- [Your task] Which lines hold the word "custom"? Copy each of them.

- [Extracted records]
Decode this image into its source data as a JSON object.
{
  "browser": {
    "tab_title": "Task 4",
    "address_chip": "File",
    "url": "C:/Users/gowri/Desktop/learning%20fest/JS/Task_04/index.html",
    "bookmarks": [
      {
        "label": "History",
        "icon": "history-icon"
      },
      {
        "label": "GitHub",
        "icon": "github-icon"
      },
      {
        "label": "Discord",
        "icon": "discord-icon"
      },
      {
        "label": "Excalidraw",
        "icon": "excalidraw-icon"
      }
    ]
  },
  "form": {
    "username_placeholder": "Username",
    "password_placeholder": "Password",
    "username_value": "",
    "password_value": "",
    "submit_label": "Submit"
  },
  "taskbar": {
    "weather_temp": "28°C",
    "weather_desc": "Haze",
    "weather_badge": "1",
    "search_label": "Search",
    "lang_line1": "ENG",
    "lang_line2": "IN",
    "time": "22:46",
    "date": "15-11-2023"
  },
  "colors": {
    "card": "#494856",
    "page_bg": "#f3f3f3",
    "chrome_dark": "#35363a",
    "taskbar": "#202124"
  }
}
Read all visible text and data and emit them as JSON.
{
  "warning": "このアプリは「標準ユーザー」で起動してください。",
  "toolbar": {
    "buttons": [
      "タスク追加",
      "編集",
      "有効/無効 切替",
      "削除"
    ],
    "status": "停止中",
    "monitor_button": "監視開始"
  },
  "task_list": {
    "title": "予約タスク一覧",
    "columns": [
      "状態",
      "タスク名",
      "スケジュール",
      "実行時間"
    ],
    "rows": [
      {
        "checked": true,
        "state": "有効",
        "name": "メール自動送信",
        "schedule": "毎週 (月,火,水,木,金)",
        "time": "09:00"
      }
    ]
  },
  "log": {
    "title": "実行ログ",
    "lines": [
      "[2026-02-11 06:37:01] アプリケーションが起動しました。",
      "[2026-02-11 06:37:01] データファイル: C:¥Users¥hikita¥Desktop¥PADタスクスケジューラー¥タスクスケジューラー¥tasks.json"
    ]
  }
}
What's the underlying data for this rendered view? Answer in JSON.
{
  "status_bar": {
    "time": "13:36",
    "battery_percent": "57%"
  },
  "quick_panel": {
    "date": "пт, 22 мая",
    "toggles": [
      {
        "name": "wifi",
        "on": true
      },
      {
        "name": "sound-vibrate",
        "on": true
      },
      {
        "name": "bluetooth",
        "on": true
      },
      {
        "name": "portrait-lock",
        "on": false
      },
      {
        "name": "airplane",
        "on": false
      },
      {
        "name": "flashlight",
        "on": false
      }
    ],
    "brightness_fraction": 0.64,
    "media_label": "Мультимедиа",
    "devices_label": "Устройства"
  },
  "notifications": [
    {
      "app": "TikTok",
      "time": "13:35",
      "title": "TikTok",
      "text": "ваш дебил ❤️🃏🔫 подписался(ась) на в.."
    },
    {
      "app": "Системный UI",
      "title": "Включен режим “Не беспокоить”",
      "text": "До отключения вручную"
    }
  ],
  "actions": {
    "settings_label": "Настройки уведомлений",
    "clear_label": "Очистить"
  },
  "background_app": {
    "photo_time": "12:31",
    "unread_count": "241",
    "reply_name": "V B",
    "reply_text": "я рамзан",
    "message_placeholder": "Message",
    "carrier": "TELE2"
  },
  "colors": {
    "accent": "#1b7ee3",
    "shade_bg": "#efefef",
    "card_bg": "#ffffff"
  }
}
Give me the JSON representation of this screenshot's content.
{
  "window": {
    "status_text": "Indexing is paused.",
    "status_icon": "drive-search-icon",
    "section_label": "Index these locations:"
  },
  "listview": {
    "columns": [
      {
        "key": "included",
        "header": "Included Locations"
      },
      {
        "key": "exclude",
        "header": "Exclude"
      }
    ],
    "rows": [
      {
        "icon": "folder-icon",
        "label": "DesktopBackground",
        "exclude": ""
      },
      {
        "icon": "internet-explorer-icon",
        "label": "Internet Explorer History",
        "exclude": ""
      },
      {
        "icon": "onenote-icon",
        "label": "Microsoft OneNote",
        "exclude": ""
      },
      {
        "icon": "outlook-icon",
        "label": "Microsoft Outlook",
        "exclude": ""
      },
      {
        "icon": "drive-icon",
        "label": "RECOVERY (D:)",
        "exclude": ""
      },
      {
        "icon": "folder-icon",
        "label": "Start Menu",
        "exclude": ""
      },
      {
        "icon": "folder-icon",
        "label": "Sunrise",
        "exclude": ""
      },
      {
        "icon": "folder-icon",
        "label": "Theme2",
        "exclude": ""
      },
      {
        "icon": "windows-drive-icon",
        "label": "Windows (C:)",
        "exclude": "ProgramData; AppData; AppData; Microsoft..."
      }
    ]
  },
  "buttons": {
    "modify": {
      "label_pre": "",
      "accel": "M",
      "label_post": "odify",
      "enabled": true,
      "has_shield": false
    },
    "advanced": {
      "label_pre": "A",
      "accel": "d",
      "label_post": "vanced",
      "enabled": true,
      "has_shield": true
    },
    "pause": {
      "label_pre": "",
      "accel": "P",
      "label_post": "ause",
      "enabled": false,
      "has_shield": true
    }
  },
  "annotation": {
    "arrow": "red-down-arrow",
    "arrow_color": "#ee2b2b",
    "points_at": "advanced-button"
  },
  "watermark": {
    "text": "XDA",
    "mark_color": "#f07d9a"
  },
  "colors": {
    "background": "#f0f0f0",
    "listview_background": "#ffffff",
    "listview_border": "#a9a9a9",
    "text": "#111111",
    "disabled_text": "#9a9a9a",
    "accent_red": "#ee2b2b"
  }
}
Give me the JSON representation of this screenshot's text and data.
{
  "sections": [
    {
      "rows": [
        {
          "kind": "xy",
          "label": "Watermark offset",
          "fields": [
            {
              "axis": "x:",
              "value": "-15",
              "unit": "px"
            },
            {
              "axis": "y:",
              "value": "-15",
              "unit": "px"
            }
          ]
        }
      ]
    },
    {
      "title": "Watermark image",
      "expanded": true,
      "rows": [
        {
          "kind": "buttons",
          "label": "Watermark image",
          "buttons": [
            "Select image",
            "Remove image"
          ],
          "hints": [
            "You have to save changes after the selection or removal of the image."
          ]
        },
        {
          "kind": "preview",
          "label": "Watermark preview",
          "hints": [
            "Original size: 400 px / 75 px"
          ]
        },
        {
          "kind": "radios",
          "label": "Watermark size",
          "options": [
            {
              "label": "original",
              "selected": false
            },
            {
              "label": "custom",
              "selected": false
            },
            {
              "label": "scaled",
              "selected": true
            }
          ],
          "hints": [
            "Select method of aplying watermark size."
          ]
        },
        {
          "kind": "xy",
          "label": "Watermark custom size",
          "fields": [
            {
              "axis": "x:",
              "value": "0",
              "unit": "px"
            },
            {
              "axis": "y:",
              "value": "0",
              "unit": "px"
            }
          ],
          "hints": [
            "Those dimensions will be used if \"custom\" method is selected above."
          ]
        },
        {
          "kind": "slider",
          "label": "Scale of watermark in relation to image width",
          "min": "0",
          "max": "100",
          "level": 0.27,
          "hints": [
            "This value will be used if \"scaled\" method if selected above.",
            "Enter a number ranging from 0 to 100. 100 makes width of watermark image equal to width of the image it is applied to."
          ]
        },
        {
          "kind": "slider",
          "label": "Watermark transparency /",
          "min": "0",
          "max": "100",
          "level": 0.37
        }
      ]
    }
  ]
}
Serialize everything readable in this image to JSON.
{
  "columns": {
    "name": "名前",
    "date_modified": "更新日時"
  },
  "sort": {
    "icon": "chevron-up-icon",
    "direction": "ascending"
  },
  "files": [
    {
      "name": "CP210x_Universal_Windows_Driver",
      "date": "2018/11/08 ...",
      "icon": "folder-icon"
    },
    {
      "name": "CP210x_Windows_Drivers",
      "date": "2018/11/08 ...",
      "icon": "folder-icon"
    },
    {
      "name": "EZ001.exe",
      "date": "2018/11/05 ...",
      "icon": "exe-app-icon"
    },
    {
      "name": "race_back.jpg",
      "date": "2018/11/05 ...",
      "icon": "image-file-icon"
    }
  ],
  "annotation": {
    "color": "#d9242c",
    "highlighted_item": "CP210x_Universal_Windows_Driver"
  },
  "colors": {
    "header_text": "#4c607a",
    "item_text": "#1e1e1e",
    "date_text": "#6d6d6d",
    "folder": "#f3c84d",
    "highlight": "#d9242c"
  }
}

- [Task answer]
              "label": "custom",
          "label": "Watermark custom size",
            "Those dimensions will be used if \"custom\" method is selected above."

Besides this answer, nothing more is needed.